== Provided passage ==
With rare exceptions, a comp bandit is deluding himself if he thinks he is educating me on price. I already know what my items are worth, which is how I priced them—and I price everything I put on my table. For a dealer, value has two components, and the comp bandits typically do not consider both. They usually fixate on the retail (book) value but neglect desirability. A high demand card is worth more to me than a low demand one, even if the retail value is the same on the two, so I will give the walk-up more value in trade than I might otherwise. The buzzword for a well-run card business is “turnover.” Turnover, turnover, turnover! I want my cash out and moving on to the next deal, or available to buy my kid the GI Joe with the Kung Fu Grip for Christmas, as fast as possible. The longer an item sits in my case, the greater my motivation to sell (unless it is appreciating rapidly or I am invested in it based on other events and don’t care to move it except at a premium, but that is another column), and I will not trade it for something less liquid. A few examples:
The retail value on a 1976 Topps common may be $2 but it is a low demand card that will take a long time to sell at retail if it sells at all. The retail value of a PSA 7 1976 Topps Hank Aaron is about $80, but it is a high demand card that will sell readily, especially if I shave a bit off the price at a show. Given that reality, there is no way that I will trade you the Aaron for 40 of your commons, even if the retail values are similar. I might trade you the Aaron for 400 of your commons on the thought that it is worth the time and effort to price, list and carry $800 of retail value. I still must sell it all but I can risk grinding out a profit over time. The way it usually works is that there is an initial burst of activity (which I hope pays back the cost of the deal) and then a few sales a week trickle in as people build their sets. After I get my cash out with a decent profit, I will likely blow out the balance to finish the cash flow and create space for more inventory.
At one show, I had a valuable but low demand regional card in my showcase. I’d had it for a while and had not been able to sell it. I was motivated to move it out. A customer wanted it and asked if I could trade. Sure, whaddayagot? He pulled out a handful of mainstream Topps and Bowman cards of bigger names that were worth about what I had priced the regional card at. I made the deal for straight-up retail value. Why? Because the regional was dead inventory, a niche item that I’d carried through multiple shows. I needed to cash it out, and the mainstream Topps and Bowman cards were readily sold, especially if I could negotiate, which I could with the margins I was working with. I flipped the cards I picked up in the trade at that same show for a modest profit, and he got to fill in a piece of a tough set. Win-Win.
Another dealer value calculation factor is cost basis: what did I pay for the card? If I found the card on a pick and paid 10% of retail for it, my calculation is very different than if I paid 75% of retail for it at auction. I have way more flexibility with an item I got on the cheap, especially if it is a tougher sell and I am looking at popular stuff in trade.

== Challenge 1 ==
Update the column on card dealing: reproduce everything from "Another dealer value" down to "stuff in trade.", but change "cost basis" to "purchase price".
== Challenge 2 ==
Using the column on card dealing, answer these:
(a) What is the approximate retail value of a PSA 7 1976 Topps Hank Aaron?
(b) What did the customer at the show offer in trade for the regional card?
(c) What share of retail is given as the example price paid for a card at auction?
== Challenge 3 ==
Recast the paragraph of the card-dealing column that begins "At one show" as a short bulleted list, keeping its main facts.

== Data records ==
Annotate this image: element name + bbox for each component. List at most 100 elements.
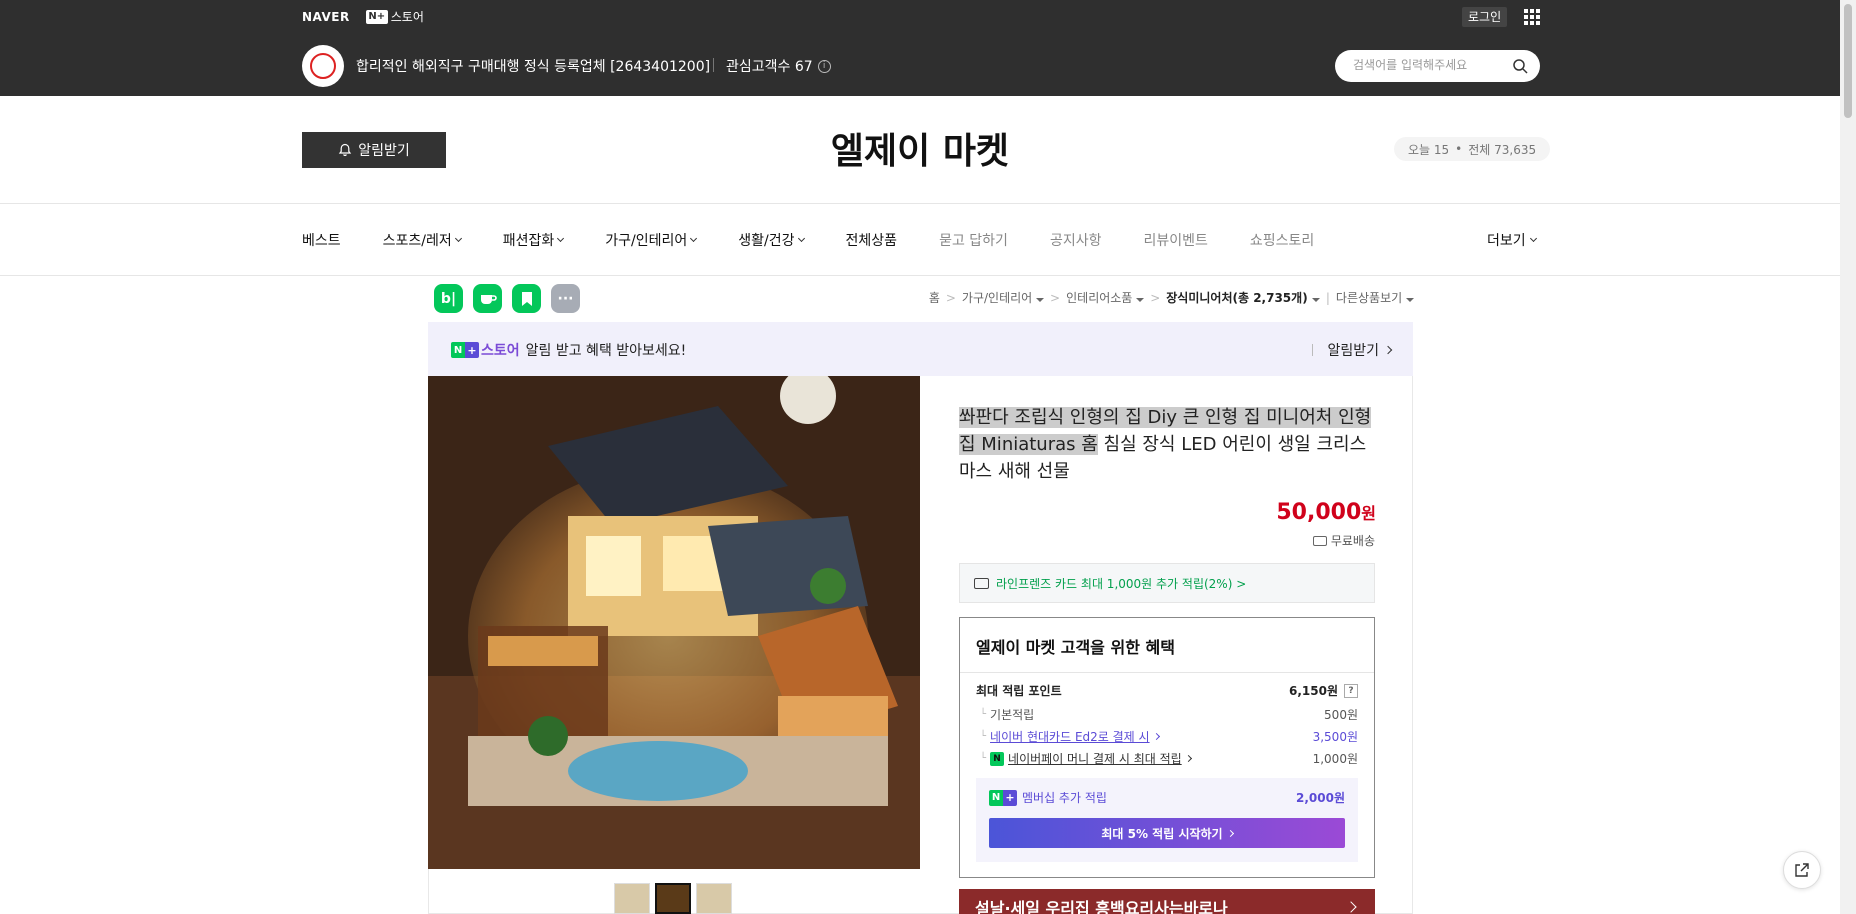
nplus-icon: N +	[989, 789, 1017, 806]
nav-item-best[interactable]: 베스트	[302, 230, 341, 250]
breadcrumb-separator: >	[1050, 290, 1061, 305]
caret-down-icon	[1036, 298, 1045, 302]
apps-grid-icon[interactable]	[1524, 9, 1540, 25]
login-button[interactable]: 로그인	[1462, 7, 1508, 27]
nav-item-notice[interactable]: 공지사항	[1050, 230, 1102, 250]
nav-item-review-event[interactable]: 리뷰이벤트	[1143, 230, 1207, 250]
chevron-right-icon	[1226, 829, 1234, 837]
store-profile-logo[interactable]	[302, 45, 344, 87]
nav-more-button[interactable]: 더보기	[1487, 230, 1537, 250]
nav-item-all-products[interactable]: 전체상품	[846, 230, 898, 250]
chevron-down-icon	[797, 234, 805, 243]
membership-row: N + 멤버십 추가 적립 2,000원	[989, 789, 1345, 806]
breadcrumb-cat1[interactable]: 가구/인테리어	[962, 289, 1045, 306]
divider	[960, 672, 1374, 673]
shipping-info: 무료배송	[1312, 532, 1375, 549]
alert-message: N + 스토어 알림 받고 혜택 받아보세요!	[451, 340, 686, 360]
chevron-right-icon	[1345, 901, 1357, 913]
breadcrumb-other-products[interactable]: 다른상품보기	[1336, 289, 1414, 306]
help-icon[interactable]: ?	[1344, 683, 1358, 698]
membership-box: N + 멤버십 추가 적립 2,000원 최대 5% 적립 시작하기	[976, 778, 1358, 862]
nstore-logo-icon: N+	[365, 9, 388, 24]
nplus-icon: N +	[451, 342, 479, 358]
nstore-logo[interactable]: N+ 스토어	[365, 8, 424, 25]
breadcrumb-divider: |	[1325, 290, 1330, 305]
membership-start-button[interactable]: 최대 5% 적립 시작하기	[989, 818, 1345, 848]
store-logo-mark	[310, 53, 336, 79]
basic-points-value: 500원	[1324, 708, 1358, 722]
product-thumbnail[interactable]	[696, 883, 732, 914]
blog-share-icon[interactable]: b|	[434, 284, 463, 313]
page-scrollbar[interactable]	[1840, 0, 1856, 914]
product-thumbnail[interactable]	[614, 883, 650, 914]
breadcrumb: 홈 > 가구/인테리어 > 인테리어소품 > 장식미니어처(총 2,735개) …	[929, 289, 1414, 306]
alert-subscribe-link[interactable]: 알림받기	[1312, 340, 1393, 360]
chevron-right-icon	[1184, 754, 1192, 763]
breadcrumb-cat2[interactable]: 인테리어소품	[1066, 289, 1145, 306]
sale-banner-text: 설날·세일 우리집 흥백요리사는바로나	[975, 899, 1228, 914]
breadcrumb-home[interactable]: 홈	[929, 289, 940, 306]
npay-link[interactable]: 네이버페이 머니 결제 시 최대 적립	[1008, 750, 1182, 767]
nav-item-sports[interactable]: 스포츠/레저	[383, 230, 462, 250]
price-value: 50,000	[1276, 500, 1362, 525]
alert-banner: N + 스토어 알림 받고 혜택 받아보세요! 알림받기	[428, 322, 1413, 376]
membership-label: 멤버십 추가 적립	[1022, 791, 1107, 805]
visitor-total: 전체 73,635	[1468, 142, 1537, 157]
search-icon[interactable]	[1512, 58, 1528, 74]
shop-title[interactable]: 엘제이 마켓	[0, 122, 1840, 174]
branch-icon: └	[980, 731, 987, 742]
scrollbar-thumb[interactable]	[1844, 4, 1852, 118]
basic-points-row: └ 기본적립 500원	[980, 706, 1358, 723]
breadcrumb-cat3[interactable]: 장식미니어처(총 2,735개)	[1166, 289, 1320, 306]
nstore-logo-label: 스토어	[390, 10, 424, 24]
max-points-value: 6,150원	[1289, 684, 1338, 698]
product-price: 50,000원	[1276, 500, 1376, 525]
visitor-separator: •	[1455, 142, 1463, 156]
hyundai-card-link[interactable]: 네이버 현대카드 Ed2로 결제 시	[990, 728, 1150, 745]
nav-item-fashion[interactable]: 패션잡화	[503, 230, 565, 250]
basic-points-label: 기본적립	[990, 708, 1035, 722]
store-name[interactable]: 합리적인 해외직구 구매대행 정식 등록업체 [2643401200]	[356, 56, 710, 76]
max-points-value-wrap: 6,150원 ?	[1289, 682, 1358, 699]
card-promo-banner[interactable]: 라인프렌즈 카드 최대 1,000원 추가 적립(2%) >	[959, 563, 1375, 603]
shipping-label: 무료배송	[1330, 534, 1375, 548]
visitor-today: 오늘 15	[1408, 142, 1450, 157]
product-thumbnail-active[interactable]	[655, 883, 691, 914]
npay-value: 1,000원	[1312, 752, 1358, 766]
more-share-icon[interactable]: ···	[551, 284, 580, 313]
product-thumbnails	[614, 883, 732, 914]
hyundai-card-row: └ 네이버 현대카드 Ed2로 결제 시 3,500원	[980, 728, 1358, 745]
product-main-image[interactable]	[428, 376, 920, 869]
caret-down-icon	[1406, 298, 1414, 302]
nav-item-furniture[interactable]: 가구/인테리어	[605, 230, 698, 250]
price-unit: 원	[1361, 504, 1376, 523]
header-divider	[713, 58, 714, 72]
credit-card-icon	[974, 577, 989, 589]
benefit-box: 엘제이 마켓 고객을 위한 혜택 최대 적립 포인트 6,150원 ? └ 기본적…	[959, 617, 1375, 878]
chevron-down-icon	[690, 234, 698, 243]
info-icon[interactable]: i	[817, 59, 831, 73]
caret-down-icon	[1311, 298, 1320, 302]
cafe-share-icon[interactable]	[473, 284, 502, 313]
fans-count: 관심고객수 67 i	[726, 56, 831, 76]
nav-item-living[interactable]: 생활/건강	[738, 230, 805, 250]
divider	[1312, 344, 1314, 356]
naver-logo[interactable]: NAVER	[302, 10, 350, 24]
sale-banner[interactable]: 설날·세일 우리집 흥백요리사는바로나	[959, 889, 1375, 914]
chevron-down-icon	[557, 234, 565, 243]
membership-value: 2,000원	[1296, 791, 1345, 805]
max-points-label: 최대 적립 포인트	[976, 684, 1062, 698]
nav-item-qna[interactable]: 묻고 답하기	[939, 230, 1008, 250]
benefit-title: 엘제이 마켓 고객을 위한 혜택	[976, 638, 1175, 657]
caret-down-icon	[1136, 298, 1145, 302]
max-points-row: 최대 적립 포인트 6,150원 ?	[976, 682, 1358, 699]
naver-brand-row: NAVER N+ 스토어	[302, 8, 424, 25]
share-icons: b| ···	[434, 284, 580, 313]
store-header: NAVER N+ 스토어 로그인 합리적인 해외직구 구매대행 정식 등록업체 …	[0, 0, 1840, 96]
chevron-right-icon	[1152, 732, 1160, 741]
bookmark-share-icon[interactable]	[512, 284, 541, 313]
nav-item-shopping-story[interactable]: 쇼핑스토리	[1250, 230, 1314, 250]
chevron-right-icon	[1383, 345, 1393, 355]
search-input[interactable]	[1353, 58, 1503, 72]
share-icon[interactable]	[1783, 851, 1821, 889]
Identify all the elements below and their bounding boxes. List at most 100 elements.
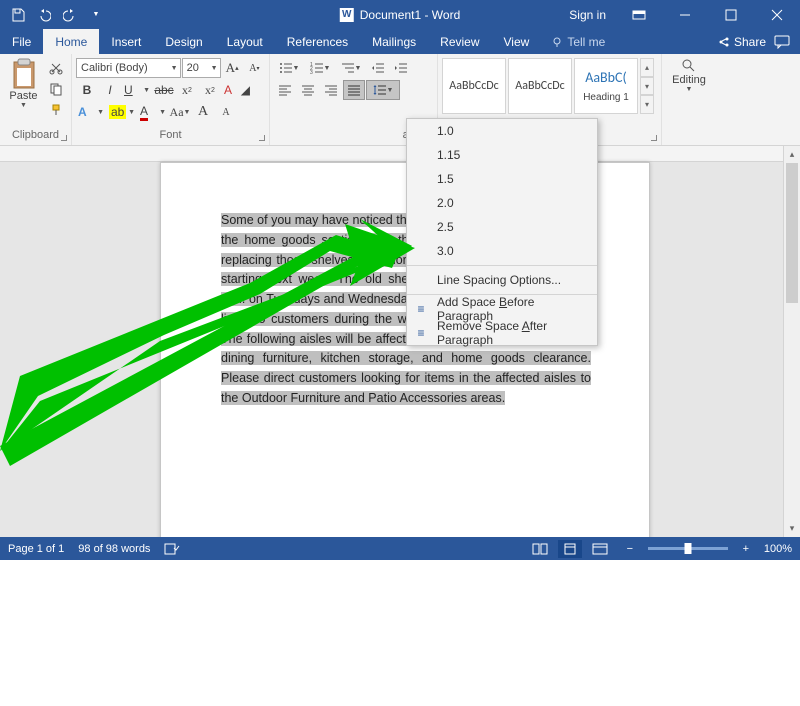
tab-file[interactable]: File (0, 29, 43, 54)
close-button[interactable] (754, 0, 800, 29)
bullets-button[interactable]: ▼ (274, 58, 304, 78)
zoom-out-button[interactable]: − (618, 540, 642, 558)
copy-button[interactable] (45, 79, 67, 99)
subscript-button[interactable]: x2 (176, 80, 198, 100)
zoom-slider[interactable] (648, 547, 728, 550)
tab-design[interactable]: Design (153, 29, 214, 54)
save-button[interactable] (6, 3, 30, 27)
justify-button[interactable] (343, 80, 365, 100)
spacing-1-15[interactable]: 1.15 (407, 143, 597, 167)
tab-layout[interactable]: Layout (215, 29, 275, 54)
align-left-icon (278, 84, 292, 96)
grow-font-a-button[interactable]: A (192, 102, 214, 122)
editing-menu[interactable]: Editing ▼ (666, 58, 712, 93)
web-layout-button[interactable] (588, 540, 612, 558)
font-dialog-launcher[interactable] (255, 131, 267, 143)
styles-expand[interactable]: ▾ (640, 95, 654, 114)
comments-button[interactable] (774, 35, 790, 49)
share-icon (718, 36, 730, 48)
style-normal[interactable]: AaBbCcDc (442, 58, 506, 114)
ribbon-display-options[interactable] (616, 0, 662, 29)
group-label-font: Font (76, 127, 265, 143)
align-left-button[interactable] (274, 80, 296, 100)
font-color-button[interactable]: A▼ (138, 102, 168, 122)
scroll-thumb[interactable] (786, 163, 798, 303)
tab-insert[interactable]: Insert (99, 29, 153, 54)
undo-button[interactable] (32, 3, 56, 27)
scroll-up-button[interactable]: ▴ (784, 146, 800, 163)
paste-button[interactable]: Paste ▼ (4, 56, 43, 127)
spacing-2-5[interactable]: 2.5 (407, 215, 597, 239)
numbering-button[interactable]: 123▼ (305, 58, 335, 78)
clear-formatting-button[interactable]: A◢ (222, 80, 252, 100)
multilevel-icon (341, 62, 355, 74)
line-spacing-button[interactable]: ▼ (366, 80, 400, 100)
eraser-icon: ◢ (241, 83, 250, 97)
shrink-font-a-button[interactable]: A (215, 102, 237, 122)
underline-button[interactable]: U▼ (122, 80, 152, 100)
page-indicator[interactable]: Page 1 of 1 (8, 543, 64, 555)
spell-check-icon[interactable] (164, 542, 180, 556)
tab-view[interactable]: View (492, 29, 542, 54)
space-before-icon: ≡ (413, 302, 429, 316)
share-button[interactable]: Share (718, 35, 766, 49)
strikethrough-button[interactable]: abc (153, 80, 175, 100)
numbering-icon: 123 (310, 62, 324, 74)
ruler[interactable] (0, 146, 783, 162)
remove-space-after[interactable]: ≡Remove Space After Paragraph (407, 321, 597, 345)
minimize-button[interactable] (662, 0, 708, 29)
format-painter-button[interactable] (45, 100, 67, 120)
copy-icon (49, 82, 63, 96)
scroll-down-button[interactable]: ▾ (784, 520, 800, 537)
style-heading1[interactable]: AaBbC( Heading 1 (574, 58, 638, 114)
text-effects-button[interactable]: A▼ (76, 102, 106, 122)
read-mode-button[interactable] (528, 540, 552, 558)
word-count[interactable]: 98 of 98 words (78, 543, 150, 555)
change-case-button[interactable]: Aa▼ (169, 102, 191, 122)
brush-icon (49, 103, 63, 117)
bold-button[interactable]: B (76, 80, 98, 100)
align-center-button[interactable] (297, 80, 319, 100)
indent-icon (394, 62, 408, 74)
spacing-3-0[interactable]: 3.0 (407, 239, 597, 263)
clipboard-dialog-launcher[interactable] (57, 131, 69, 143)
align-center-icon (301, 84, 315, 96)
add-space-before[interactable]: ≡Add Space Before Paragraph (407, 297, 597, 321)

== Expected answer 1 ==
Another dealer value calculation factor is purchase price: what did I pay for the card? If I found the card on a pick and paid 10% of retail for it, my calculation is very different than if I paid 75% of retail for it at auction. I have way more flexibility with an item I got on the cheap, especially if it is a tougher sell and I am looking at popular stuff in trade.

== Expected answer 2 ==
(a) About $80.
(b) A handful of mainstream Topps and Bowman cards of bigger names.
(c) 75% of retail.

== Expected answer 3 ==
- The dealer had a valuable but low-demand regional card that had gone unsold through multiple shows.
- A customer wanted it and offered mainstream Topps and Bowman cards of bigger names, worth about the regional card's price.
- The dealer traded straight up at retail value to clear the dead inventory, since the mainstream cards sold readily.
- The dealer flipped those cards at the same show for a modest profit, and the customer filled in part of a tough set.